Data listing
____________________
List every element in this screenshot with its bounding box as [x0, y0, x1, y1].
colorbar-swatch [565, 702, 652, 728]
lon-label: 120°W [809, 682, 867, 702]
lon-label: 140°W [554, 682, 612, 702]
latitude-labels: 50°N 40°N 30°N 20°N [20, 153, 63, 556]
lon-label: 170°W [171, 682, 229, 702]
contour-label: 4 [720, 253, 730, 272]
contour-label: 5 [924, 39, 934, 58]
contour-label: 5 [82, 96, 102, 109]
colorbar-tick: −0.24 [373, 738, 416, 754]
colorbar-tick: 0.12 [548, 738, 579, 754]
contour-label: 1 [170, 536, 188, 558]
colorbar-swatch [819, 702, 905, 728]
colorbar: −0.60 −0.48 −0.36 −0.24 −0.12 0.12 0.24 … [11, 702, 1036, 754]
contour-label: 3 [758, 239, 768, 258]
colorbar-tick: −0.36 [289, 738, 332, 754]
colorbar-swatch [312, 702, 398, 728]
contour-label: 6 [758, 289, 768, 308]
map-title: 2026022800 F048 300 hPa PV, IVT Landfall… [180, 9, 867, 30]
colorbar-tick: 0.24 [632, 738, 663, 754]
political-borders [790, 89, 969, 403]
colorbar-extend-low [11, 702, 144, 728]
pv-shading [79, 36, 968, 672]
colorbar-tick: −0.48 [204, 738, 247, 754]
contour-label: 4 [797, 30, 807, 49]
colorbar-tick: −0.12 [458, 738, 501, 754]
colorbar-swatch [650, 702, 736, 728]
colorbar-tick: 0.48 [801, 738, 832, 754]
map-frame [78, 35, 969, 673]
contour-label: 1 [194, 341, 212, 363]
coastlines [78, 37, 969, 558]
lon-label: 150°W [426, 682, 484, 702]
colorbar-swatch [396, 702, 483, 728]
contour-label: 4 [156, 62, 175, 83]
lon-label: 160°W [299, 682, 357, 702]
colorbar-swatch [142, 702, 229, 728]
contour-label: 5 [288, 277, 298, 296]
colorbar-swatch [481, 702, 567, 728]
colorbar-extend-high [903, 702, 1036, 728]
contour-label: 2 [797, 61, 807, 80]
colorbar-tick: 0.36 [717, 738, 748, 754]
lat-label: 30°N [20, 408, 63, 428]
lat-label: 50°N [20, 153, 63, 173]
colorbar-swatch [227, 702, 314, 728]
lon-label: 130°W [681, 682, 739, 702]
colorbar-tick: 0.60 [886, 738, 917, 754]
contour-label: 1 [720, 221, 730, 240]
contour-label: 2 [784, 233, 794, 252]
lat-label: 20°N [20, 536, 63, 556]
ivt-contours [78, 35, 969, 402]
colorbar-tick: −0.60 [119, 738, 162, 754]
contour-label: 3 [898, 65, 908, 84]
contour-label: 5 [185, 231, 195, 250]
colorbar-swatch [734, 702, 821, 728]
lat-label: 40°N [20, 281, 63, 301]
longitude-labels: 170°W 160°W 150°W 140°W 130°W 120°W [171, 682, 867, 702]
____________________
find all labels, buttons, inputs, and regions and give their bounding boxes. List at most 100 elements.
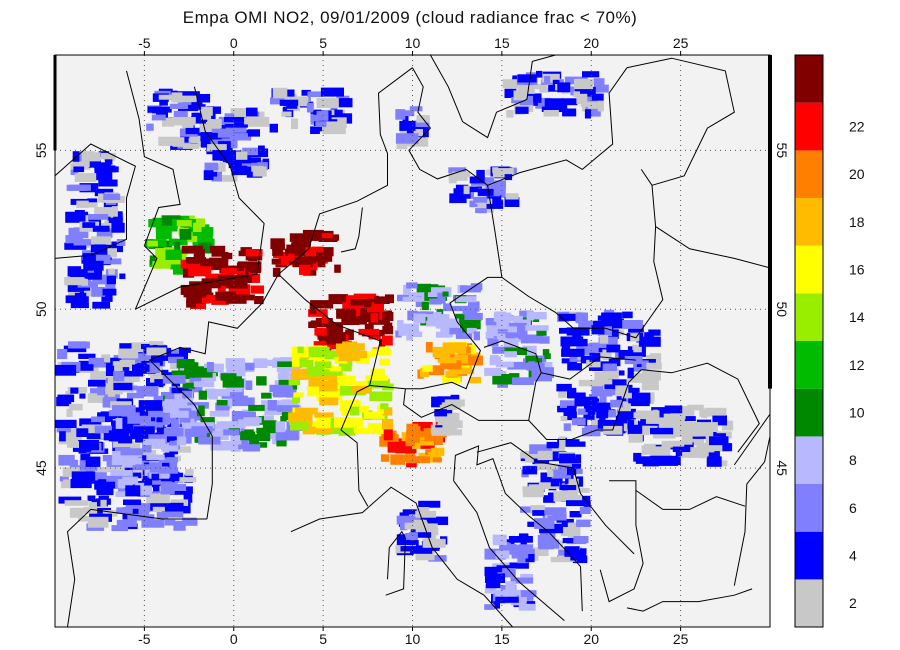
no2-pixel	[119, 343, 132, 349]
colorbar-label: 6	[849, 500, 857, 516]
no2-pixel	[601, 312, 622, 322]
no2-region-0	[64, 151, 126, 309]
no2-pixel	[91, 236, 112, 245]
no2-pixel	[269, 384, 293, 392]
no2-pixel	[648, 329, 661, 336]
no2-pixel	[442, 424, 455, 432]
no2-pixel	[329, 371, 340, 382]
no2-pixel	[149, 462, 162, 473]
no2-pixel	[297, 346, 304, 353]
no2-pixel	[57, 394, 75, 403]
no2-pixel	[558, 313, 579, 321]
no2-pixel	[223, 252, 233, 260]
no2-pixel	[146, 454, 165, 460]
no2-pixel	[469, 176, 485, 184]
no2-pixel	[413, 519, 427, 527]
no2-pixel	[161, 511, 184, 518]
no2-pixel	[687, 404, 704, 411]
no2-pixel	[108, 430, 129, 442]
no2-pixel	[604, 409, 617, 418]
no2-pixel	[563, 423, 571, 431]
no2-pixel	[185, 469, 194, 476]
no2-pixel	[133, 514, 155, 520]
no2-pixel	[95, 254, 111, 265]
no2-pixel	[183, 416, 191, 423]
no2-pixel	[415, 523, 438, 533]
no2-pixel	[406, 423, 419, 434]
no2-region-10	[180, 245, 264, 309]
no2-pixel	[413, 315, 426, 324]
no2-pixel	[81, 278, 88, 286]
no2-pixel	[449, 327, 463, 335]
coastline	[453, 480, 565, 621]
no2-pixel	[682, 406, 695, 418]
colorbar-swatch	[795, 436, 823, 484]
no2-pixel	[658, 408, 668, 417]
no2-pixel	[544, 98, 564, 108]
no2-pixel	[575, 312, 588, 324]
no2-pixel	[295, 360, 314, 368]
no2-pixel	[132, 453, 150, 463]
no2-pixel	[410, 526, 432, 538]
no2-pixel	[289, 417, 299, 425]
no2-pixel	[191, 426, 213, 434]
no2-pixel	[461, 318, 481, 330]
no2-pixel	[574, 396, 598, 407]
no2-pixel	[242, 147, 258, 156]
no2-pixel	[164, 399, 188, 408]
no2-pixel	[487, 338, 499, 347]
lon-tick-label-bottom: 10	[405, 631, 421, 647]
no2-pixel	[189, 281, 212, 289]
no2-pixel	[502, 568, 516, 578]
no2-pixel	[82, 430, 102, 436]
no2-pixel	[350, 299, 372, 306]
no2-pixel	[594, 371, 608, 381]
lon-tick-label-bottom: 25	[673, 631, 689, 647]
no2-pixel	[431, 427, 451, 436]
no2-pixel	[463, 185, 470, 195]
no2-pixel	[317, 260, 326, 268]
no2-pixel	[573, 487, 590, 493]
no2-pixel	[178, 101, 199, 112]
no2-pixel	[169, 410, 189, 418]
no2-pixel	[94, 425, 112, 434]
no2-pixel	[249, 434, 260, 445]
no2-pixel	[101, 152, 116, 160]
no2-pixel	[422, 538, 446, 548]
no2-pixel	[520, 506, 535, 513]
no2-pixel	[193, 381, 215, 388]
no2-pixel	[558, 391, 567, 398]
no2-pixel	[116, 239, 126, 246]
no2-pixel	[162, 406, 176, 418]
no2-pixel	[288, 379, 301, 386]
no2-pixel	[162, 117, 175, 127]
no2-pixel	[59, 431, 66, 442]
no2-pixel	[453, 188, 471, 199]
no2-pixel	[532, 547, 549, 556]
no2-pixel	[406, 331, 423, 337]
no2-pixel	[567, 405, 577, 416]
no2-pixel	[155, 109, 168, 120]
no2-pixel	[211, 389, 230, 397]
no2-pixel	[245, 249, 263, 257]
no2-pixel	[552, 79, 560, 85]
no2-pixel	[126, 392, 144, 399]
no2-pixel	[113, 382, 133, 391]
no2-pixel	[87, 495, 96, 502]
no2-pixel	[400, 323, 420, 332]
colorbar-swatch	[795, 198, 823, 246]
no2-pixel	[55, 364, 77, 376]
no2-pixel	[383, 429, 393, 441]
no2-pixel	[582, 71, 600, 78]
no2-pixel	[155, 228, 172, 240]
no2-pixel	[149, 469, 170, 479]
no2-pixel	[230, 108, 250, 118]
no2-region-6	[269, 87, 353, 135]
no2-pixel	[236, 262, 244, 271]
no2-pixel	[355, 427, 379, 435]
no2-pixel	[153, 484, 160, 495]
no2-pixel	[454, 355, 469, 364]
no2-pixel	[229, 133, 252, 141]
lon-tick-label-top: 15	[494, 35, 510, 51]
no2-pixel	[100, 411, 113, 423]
____________________
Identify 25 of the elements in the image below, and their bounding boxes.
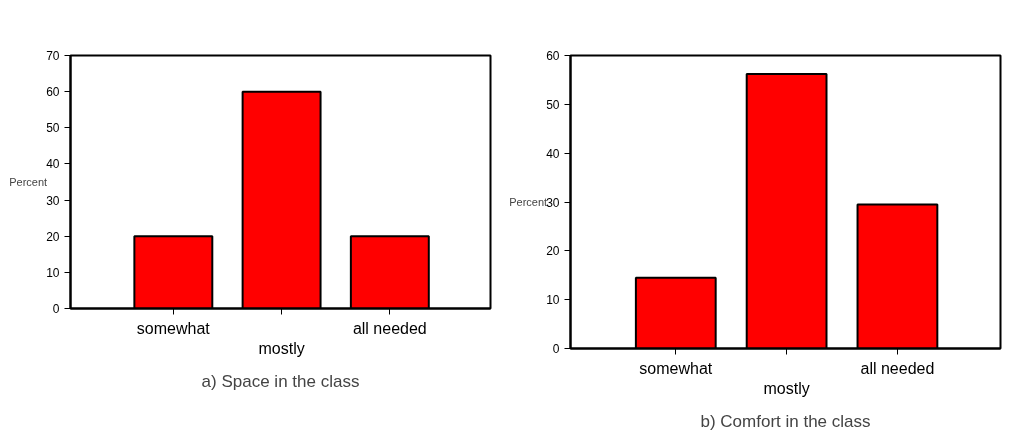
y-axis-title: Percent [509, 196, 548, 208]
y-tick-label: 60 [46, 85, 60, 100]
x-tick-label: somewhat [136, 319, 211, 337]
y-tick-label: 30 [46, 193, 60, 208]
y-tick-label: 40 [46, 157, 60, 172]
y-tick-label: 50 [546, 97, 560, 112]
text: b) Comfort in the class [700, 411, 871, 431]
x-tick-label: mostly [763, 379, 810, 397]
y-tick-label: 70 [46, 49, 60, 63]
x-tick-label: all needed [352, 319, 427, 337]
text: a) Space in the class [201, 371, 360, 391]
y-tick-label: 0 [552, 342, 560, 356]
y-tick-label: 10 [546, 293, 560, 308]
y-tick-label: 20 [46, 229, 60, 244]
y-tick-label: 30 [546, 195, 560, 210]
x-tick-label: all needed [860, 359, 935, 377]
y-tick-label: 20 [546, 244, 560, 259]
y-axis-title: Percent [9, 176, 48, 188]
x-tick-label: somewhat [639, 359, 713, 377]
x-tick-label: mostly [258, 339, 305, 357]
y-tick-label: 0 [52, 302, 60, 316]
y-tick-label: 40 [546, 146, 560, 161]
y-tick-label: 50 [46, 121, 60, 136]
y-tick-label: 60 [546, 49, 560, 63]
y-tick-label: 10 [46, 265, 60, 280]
____________________
> **Given request**:
Reproduce, line for line, the entries that begin with the line containing "343, 132, 349]" and end with the line containing "152, 116, 160]", including both of those lines.

> **Exercise solution**:
no2-pixel	[119, 343, 132, 349]
colorbar-label: 6	[849, 500, 857, 516]
no2-pixel	[601, 312, 622, 322]
no2-region-0	[64, 151, 126, 309]
no2-pixel	[91, 236, 112, 245]
no2-pixel	[269, 384, 293, 392]
no2-pixel	[648, 329, 661, 336]
no2-pixel	[442, 424, 455, 432]
no2-pixel	[329, 371, 340, 382]
no2-pixel	[149, 462, 162, 473]
no2-pixel	[297, 346, 304, 353]
no2-pixel	[57, 394, 75, 403]
no2-pixel	[558, 313, 579, 321]
no2-pixel	[223, 252, 233, 260]
no2-pixel	[146, 454, 165, 460]
no2-pixel	[469, 176, 485, 184]
no2-pixel	[413, 519, 427, 527]
no2-pixel	[161, 511, 184, 518]
no2-pixel	[687, 404, 704, 411]
no2-pixel	[108, 430, 129, 442]
no2-pixel	[604, 409, 617, 418]
no2-pixel	[563, 423, 571, 431]
no2-pixel	[185, 469, 194, 476]
no2-pixel	[133, 514, 155, 520]
no2-pixel	[95, 254, 111, 265]
no2-pixel	[183, 416, 191, 423]
no2-pixel	[415, 523, 438, 533]
no2-pixel	[406, 423, 419, 434]
no2-region-10	[180, 245, 264, 309]
no2-pixel	[413, 315, 426, 324]
no2-pixel	[81, 278, 88, 286]
no2-pixel	[449, 327, 463, 335]
coastline	[453, 480, 565, 621]
no2-pixel	[682, 406, 695, 418]
colorbar-swatch	[795, 436, 823, 484]
no2-pixel	[658, 408, 668, 417]
no2-pixel	[544, 98, 564, 108]
no2-pixel	[575, 312, 588, 324]
no2-pixel	[295, 360, 314, 368]
no2-pixel	[132, 453, 150, 463]
no2-pixel	[410, 526, 432, 538]
no2-pixel	[289, 417, 299, 425]
no2-pixel	[191, 426, 213, 434]
no2-pixel	[461, 318, 481, 330]
no2-pixel	[574, 396, 598, 407]
no2-pixel	[242, 147, 258, 156]
no2-pixel	[164, 399, 188, 408]
no2-pixel	[487, 338, 499, 347]
lon-tick-label-bottom: 10	[405, 631, 421, 647]
no2-pixel	[189, 281, 212, 289]
no2-pixel	[502, 568, 516, 578]
no2-pixel	[82, 430, 102, 436]
no2-pixel	[350, 299, 372, 306]
no2-pixel	[594, 371, 608, 381]
lon-tick-label-bottom: 25	[673, 631, 689, 647]
no2-pixel	[431, 427, 451, 436]
no2-pixel	[463, 185, 470, 195]
no2-pixel	[317, 260, 326, 268]
no2-pixel	[573, 487, 590, 493]
no2-pixel	[178, 101, 199, 112]
no2-pixel	[169, 410, 189, 418]
no2-pixel	[94, 425, 112, 434]
no2-pixel	[249, 434, 260, 445]
no2-pixel	[101, 152, 116, 160]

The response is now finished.